EXERCISE DETAILS: Copy everything in the data below exactly except the pictures.
** start **
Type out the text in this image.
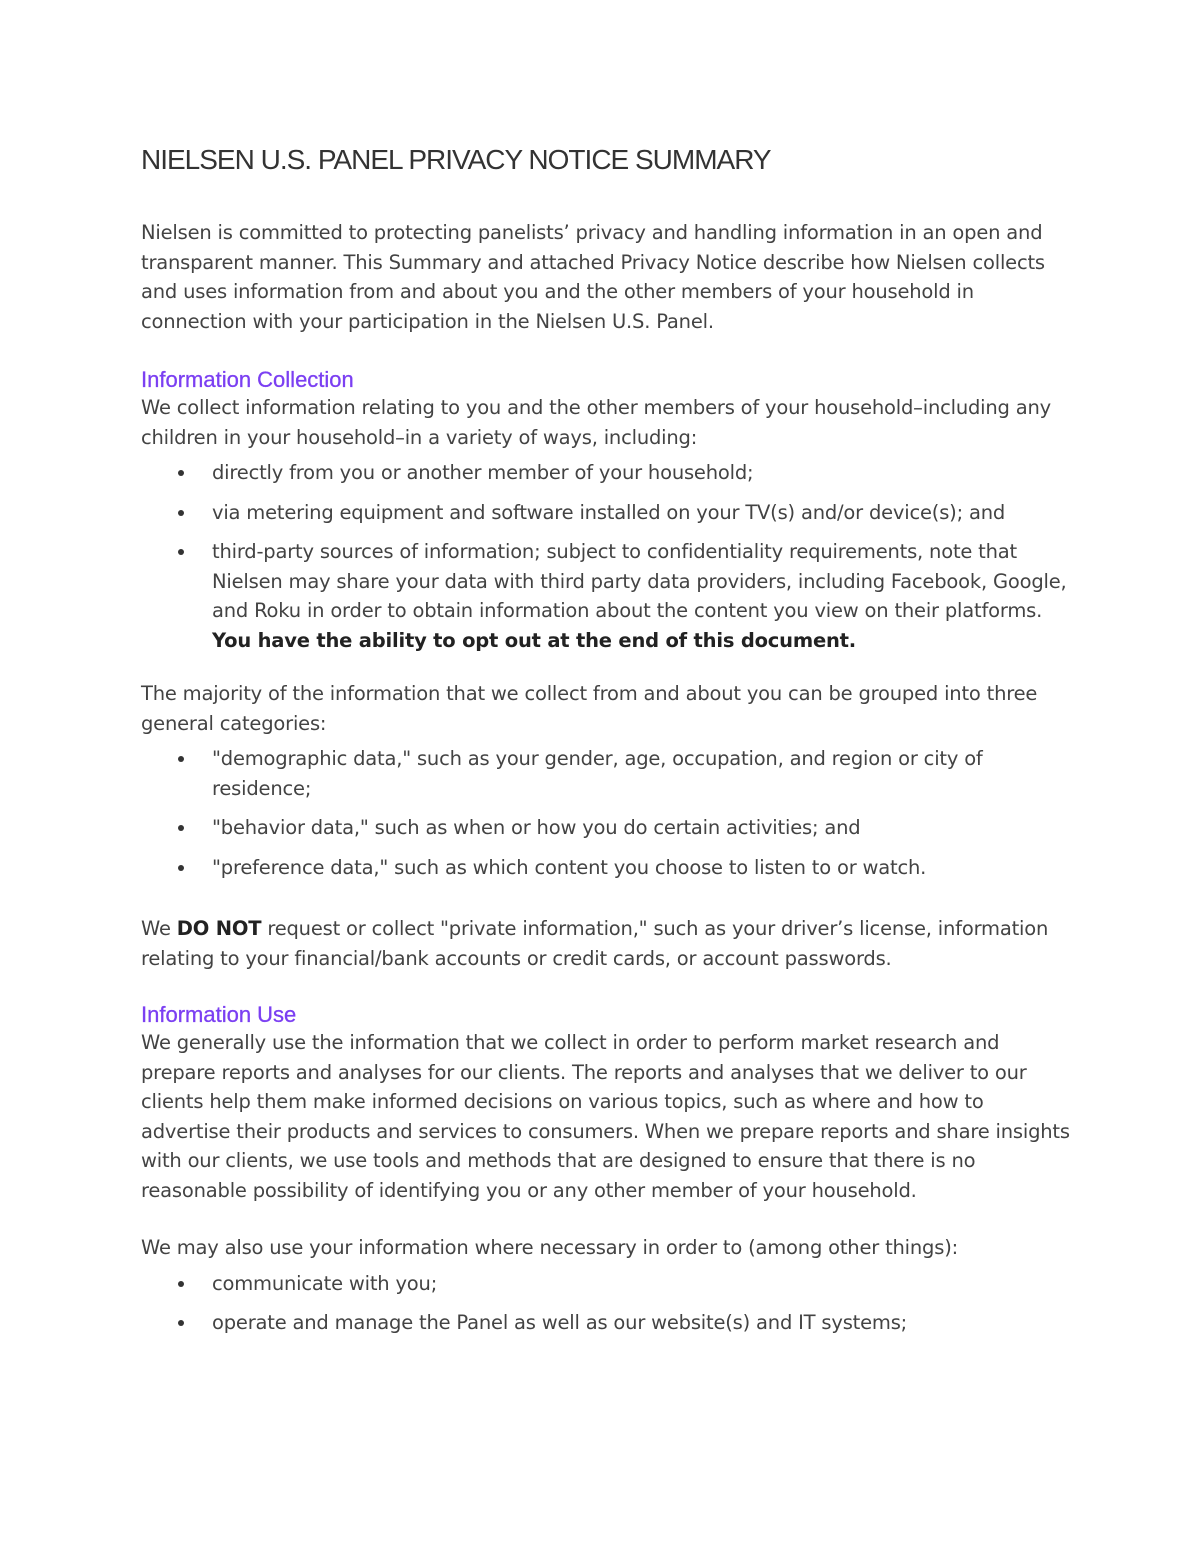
NIELSEN U.S. PANEL PRIVACY NOTICE SUMMARY

Nielsen is committed to protecting panelists’ privacy and handling information in an open and transparent manner. This Summary and attached Privacy Notice describe how Nielsen collects and uses information from and about you and the other members of your household in connection with your participation in the Nielsen U.S. Panel.

Information Collection

We collect information relating to you and the other members of your household–including any children in your household–in a variety of ways, including:

directly from you or another member of your household;
via metering equipment and software installed on your TV(s) and/or device(s); and
third-party sources of information; subject to confidentiality requirements, note that Nielsen may share your data with third party data providers, including Facebook, Google, and Roku in order to obtain information about the content you view on their platforms. You have the ability to opt out at the end of this document.

The majority of the information that we collect from and about you can be grouped into three general categories:

"demographic data," such as your gender, age, occupation, and region or city of residence;
"behavior data," such as when or how you do certain activities; and
"preference data," such as which content you choose to listen to or watch.

We DO NOT request or collect "private information," such as your driver’s license, information relating to your financial/bank accounts or credit cards, or account passwords.

Information Use

We generally use the information that we collect in order to perform market research and prepare reports and analyses for our clients. The reports and analyses that we deliver to our clients help them make informed decisions on various topics, such as where and how to advertise their products and services to consumers. When we prepare reports and share insights with our clients, we use tools and methods that are designed to ensure that there is no reasonable possibility of identifying you or any other member of your household.

We may also use your information where necessary in order to (among other things):

communicate with you;
operate and manage the Panel as well as our website(s) and IT systems;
** end **
OUTPUT OF THE EXERCISE:
Type out the text in this image.
NIELSEN U.S. PANEL PRIVACY NOTICE SUMMARY

Nielsen is committed to protecting panelists’ privacy and handling information in an open and transparent manner. This Summary and attached Privacy Notice describe how Nielsen collects and uses information from and about you and the other members of your household in connection with your participation in the Nielsen U.S. Panel.

Information Collection

We collect information relating to you and the other members of your household–including any children in your household–in a variety of ways, including:

directly from you or another member of your household;
via metering equipment and software installed on your TV(s) and/or device(s); and
third-party sources of information; subject to confidentiality requirements, note that Nielsen may share your data with third party data providers, including Facebook, Google, and Roku in order to obtain information about the content you view on their platforms. You have the ability to opt out at the end of this document.

The majority of the information that we collect from and about you can be grouped into three general categories:

"demographic data," such as your gender, age, occupation, and region or city of residence;
"behavior data," such as when or how you do certain activities; and
"preference data," such as which content you choose to listen to or watch.

We DO NOT request or collect "private information," such as your driver’s license, information relating to your financial/bank accounts or credit cards, or account passwords.

Information Use

We generally use the information that we collect in order to perform market research and prepare reports and analyses for our clients. The reports and analyses that we deliver to our clients help them make informed decisions on various topics, such as where and how to advertise their products and services to consumers. When we prepare reports and share insights with our clients, we use tools and methods that are designed to ensure that there is no reasonable possibility of identifying you or any other member of your household.

We may also use your information where necessary in order to (among other things):

communicate with you;
operate and manage the Panel as well as our website(s) and IT systems;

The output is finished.